» **Required work**
What is the number of lines containing the string "change"? Answer with the number only.

[Start]

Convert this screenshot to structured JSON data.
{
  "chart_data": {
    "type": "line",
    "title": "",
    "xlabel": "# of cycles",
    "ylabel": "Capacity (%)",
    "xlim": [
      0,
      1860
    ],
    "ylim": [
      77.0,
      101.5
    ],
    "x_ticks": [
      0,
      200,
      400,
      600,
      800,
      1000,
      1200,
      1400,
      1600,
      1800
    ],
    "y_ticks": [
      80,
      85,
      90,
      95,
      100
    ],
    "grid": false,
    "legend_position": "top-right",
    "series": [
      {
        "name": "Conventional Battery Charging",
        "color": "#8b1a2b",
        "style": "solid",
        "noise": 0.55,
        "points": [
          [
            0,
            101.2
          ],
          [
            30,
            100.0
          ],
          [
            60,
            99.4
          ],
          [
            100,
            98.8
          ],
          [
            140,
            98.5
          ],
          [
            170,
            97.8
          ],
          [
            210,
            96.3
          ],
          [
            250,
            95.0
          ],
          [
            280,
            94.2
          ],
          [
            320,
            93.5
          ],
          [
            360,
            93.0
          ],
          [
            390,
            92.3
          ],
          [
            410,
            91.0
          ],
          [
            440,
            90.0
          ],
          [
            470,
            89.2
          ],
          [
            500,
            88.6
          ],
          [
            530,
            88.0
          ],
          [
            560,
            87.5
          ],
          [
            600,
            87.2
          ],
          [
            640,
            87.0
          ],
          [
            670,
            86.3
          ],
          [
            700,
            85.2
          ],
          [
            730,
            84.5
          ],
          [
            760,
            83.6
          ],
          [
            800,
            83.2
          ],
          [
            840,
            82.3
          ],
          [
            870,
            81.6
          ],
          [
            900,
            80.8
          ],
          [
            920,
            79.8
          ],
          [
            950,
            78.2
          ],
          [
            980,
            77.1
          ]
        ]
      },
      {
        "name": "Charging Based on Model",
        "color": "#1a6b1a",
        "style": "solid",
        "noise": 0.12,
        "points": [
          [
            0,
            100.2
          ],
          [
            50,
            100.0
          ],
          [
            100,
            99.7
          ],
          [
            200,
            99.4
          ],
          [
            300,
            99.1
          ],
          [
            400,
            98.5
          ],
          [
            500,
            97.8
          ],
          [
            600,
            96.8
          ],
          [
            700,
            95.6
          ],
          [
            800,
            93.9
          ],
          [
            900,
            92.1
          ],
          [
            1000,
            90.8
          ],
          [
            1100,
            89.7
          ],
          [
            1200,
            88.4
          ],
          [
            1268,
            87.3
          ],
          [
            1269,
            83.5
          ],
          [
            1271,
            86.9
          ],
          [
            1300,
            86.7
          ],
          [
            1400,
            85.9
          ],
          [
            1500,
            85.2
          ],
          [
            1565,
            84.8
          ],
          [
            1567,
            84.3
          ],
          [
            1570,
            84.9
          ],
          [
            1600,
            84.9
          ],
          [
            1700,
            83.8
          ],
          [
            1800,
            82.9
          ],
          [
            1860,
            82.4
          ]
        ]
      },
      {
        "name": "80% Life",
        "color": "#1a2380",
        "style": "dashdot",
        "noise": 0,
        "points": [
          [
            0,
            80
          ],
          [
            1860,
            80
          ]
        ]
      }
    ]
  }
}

[End]
[Start]

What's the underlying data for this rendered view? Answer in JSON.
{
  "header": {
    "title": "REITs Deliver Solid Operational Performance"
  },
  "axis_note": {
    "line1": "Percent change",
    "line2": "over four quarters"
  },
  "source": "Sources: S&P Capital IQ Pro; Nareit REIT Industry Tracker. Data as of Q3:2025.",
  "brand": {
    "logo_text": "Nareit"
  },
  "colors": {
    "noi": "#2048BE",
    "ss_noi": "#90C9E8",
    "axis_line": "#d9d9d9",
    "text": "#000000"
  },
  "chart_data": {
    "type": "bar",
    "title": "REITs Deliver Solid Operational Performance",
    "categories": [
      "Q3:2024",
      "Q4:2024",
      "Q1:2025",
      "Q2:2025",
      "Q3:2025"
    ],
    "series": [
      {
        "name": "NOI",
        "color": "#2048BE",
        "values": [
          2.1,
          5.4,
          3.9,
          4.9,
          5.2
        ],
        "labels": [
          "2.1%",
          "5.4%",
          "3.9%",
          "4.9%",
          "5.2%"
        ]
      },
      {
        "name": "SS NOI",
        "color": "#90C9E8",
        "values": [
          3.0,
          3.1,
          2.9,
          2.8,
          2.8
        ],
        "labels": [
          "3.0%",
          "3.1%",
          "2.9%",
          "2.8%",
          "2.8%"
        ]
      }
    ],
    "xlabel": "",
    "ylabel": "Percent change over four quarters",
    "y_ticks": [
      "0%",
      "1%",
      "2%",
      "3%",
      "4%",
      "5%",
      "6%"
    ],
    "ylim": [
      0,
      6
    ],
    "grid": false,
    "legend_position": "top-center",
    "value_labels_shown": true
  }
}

[End]

» **Response to the exercise**
2